[Goal]
What is the number of lines in the entries that include the word "رئيس"? Respond with the number only.

## Begin Given data

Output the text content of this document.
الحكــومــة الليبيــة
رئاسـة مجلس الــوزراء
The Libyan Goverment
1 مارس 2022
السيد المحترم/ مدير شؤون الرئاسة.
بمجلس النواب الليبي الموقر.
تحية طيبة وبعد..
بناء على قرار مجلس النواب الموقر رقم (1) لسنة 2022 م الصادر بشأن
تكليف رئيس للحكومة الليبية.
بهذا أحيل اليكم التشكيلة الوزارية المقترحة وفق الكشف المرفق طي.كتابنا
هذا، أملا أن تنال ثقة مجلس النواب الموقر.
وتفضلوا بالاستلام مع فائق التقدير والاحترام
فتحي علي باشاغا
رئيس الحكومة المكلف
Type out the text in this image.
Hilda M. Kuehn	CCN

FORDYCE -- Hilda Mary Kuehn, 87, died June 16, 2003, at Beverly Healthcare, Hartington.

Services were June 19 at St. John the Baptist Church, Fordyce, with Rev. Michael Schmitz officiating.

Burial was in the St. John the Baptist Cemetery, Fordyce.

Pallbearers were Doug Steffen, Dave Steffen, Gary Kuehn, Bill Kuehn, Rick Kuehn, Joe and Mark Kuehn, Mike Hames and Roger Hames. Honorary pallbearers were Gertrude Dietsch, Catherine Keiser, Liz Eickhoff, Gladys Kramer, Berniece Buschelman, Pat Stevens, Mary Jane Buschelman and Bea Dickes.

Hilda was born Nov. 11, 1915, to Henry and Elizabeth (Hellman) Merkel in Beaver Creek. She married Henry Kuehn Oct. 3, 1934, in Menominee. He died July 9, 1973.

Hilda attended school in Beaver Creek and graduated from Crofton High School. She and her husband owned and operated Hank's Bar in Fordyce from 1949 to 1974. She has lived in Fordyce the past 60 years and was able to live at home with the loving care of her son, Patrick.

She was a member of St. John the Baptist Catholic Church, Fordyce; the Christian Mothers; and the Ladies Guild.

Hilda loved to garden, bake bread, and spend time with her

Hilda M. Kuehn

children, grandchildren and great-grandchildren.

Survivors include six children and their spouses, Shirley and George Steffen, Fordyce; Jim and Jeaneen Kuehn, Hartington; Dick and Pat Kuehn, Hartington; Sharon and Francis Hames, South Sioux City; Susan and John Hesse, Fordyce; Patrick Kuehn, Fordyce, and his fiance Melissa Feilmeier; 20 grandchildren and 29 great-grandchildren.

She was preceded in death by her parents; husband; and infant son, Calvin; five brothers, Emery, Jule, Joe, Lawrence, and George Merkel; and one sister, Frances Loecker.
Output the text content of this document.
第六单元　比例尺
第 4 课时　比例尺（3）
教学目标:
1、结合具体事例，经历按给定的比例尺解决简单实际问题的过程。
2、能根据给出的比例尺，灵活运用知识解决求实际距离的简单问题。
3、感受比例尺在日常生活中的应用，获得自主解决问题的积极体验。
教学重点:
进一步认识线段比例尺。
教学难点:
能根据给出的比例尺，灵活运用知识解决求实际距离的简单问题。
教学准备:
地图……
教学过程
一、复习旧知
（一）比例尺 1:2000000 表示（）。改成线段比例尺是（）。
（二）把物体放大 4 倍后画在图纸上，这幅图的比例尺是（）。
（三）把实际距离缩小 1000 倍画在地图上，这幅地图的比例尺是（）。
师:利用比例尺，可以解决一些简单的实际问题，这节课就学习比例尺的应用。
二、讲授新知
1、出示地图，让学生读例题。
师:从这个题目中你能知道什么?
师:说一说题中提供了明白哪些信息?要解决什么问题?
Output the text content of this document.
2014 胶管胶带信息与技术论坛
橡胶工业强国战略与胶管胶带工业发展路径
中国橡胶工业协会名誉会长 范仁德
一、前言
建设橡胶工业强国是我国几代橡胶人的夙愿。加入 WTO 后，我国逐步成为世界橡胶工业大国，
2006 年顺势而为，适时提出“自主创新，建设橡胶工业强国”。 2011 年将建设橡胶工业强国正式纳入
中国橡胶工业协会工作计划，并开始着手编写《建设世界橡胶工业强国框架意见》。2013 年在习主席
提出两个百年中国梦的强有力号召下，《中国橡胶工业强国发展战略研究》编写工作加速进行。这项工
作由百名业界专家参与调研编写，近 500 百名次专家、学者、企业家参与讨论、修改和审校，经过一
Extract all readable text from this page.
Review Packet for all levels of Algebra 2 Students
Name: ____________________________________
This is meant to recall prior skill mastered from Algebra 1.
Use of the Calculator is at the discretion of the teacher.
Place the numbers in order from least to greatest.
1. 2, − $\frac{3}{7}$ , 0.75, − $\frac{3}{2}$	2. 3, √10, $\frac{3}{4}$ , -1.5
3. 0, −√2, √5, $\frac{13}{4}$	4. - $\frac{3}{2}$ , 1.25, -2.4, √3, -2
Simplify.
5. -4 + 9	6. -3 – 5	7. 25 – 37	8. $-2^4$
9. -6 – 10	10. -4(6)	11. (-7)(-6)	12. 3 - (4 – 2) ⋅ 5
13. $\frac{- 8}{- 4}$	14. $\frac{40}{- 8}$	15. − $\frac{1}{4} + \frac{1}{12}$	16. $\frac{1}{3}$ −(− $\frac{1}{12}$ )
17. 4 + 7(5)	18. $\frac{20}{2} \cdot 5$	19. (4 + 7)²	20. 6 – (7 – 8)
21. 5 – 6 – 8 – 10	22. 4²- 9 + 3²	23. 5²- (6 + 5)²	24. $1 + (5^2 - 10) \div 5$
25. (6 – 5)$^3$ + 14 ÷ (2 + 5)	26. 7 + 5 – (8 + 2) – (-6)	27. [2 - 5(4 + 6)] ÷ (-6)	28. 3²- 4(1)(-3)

## End Given data

[Task response]
2